◆ What you have to do ◆
Find the word "cooling" in the listing; pull out each line holding it.

____________

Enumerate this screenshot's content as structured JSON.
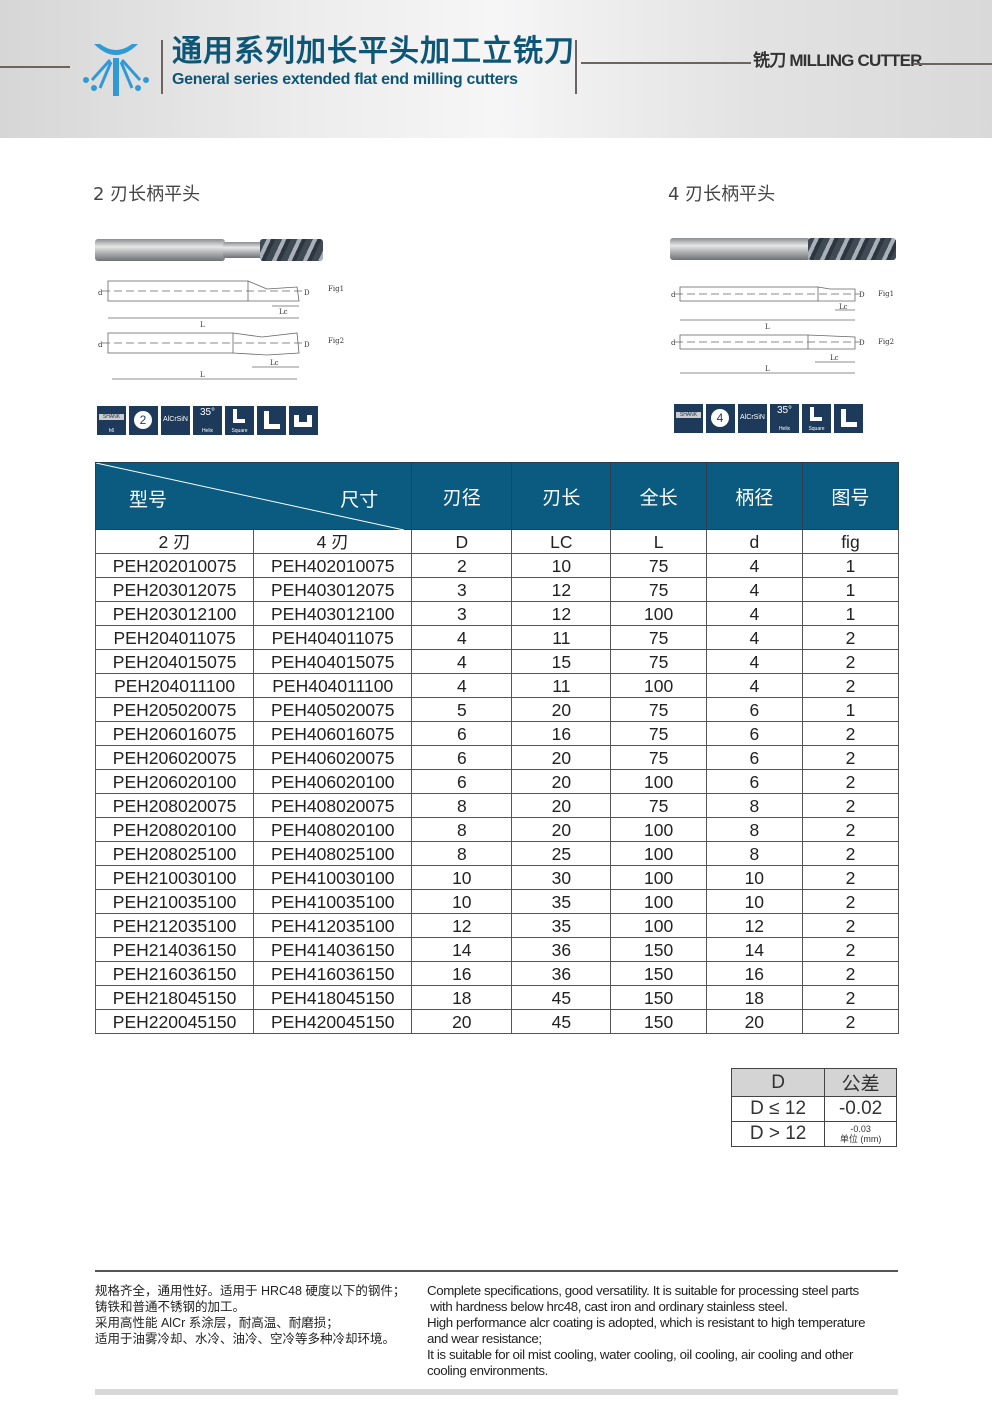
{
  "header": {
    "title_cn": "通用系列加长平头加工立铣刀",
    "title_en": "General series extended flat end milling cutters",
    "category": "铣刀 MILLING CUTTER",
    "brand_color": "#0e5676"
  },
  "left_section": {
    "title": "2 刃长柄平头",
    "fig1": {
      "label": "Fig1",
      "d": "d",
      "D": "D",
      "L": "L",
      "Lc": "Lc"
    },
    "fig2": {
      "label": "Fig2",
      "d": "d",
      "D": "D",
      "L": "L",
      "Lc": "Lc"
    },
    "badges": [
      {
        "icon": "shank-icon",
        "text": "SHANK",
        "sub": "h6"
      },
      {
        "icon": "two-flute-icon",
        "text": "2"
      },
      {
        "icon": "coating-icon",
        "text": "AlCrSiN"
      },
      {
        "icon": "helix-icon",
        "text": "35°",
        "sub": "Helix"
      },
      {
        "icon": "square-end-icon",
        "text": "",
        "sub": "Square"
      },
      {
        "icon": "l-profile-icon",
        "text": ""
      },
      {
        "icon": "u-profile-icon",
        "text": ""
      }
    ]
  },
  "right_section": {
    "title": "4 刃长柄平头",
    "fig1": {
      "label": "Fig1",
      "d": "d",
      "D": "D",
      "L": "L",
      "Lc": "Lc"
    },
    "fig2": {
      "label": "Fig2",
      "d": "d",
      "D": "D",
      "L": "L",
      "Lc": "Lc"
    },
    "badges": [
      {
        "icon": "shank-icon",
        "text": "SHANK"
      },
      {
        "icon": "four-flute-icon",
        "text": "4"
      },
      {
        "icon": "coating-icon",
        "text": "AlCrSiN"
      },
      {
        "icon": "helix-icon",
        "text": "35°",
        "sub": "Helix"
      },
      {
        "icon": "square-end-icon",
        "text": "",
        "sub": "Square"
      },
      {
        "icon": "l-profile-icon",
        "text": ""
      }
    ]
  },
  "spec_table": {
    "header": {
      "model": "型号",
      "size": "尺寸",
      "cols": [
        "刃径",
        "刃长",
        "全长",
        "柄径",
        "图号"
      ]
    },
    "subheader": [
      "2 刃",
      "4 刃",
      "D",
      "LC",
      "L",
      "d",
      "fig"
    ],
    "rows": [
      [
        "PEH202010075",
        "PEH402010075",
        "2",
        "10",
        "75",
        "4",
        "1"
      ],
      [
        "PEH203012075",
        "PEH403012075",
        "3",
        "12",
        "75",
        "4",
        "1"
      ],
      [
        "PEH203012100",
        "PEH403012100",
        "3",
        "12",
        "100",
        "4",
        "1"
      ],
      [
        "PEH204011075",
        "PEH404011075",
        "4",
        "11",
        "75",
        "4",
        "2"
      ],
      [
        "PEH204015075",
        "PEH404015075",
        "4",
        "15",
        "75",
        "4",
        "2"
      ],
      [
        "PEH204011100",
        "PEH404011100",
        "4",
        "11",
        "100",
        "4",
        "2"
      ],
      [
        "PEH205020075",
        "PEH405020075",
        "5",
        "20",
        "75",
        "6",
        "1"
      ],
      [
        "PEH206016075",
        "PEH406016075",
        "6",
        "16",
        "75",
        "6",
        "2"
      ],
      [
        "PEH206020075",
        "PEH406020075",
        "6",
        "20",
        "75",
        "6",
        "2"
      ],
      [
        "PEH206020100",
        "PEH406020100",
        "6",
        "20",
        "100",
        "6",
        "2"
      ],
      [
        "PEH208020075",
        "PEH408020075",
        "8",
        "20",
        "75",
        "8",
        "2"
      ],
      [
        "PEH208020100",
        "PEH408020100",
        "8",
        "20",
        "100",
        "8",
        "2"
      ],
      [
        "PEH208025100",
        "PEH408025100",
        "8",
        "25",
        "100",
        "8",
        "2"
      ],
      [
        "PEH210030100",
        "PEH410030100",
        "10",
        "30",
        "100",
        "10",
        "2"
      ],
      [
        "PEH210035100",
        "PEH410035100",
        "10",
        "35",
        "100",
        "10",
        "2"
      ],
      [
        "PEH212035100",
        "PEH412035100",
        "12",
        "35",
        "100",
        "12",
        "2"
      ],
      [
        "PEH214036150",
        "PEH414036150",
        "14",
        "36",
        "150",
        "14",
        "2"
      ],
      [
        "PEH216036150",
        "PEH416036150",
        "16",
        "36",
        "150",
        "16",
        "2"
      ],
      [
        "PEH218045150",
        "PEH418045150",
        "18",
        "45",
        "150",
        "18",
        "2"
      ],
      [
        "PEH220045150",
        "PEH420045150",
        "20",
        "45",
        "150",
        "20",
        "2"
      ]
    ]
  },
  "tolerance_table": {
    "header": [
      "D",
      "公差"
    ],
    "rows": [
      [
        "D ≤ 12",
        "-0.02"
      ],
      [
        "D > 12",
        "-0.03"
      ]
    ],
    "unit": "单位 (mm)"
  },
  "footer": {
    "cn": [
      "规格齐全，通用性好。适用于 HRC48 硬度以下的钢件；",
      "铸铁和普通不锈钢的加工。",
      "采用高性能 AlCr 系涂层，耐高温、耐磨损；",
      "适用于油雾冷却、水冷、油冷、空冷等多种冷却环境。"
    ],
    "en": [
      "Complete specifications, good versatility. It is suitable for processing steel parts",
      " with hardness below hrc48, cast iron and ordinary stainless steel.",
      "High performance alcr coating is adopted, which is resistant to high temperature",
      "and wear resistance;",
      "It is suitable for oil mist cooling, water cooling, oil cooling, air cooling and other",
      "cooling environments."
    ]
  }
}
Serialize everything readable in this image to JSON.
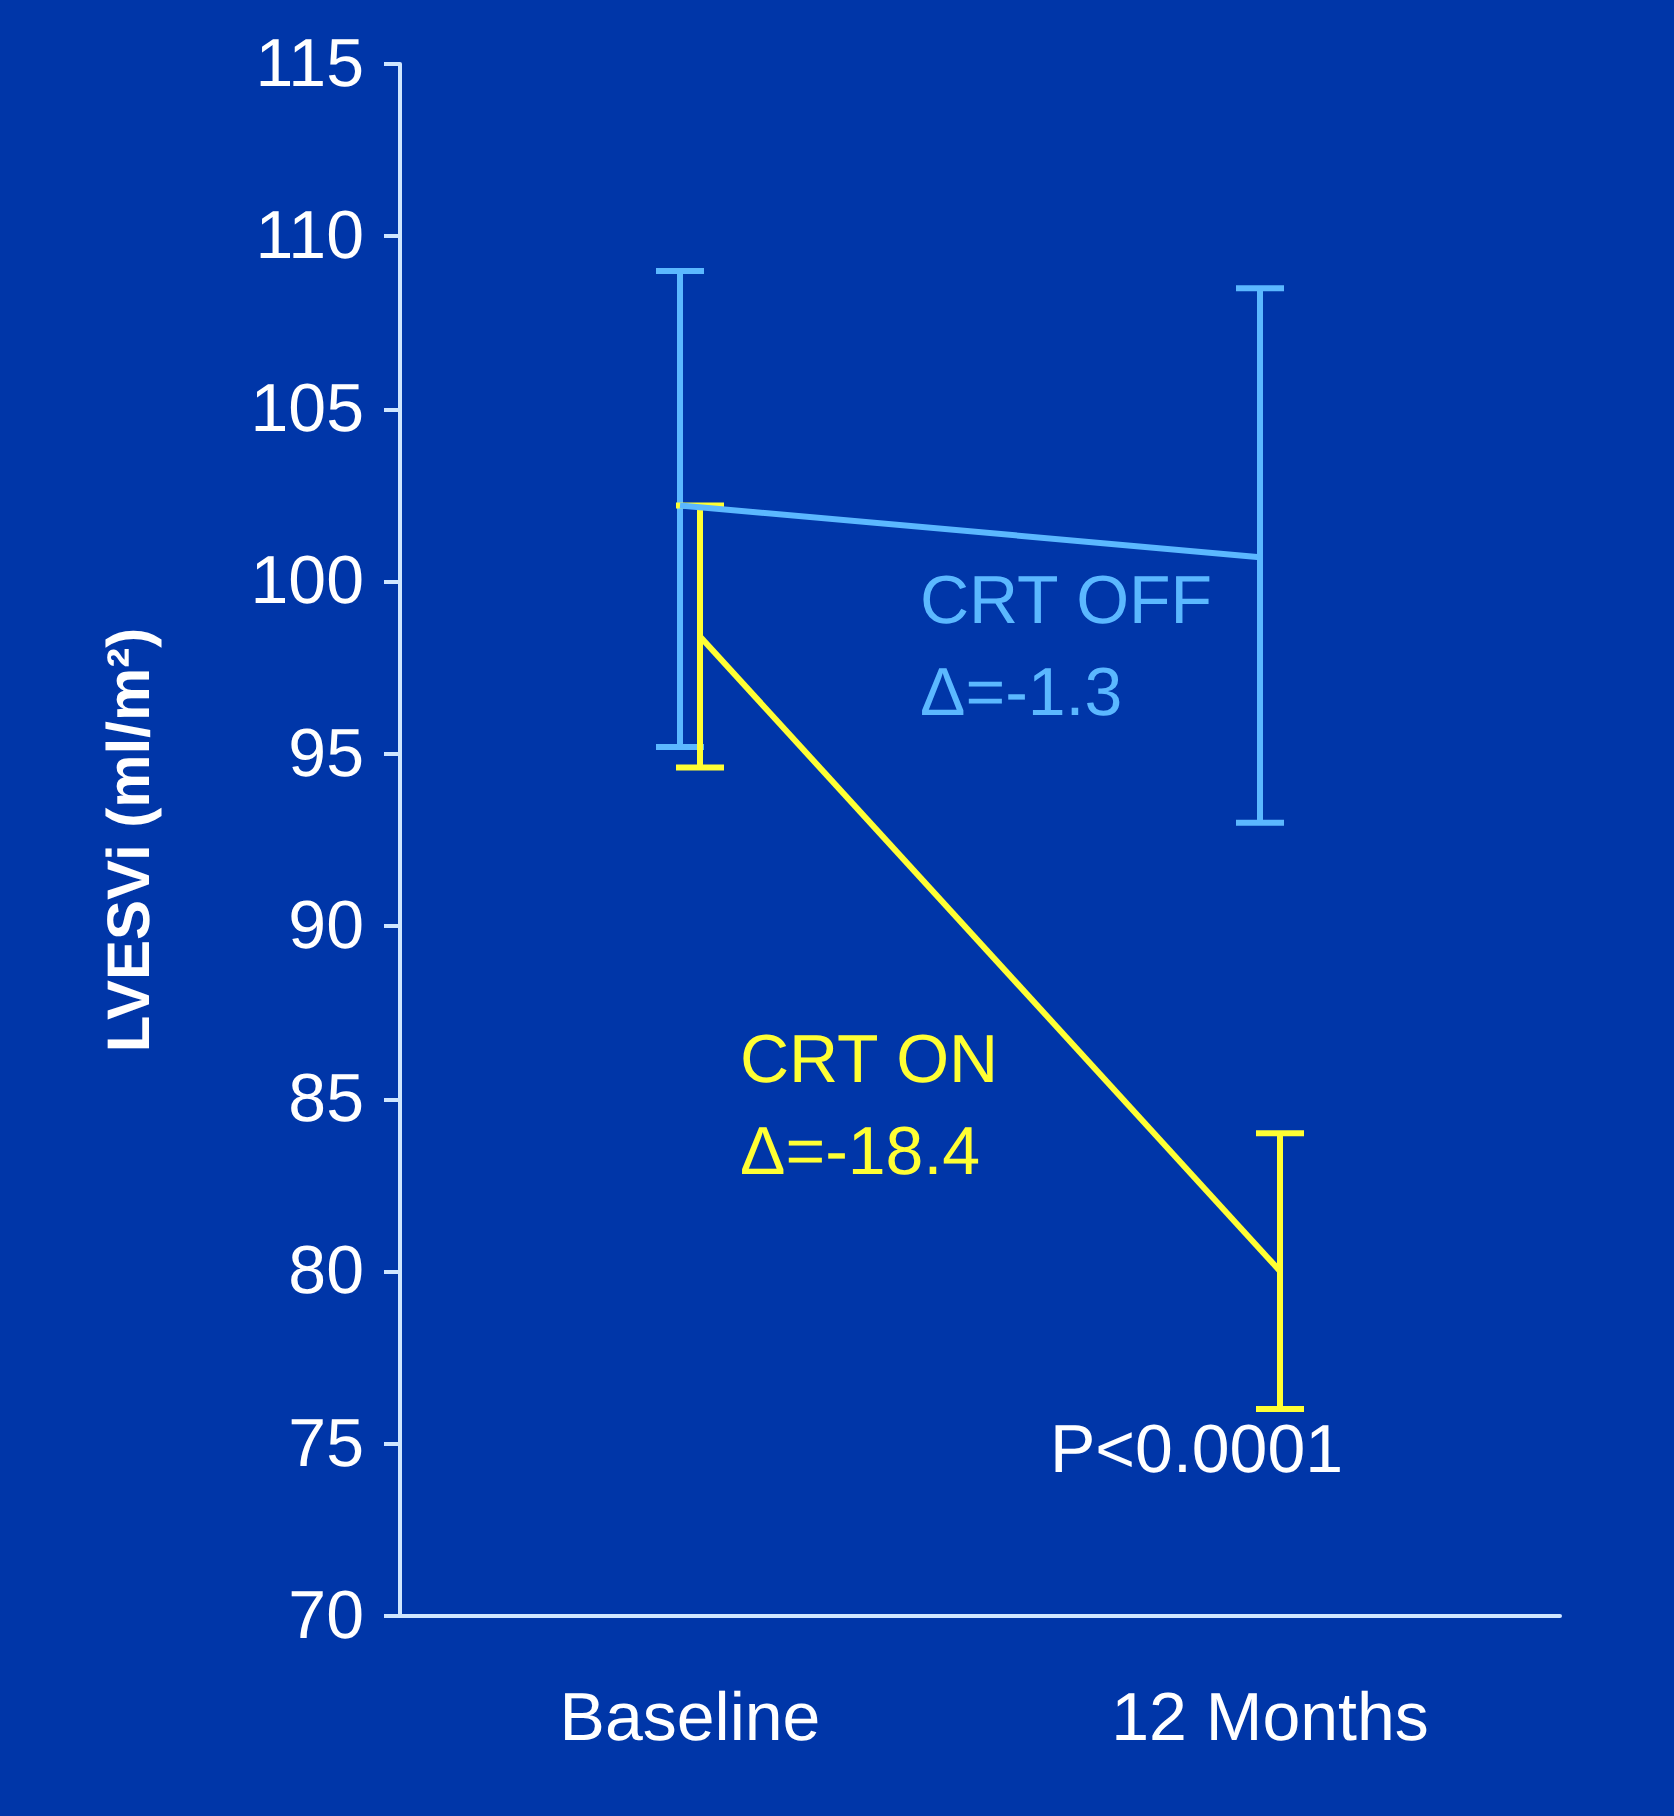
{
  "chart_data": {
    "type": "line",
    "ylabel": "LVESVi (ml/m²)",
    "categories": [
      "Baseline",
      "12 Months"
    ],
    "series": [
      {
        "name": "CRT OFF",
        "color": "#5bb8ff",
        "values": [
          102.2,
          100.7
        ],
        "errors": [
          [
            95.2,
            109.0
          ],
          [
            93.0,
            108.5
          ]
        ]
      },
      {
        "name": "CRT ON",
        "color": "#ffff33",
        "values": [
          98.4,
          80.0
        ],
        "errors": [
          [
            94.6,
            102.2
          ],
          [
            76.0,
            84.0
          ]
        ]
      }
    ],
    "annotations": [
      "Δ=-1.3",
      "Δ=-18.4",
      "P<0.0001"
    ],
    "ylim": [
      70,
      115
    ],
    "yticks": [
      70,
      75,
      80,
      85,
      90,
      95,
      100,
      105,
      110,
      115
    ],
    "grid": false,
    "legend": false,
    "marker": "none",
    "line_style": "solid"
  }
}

____________

◆ Solution to this task ◆
      "It is suitable for oil mist cooling, water cooling, oil cooling, air cooling and other",
      "cooling environments."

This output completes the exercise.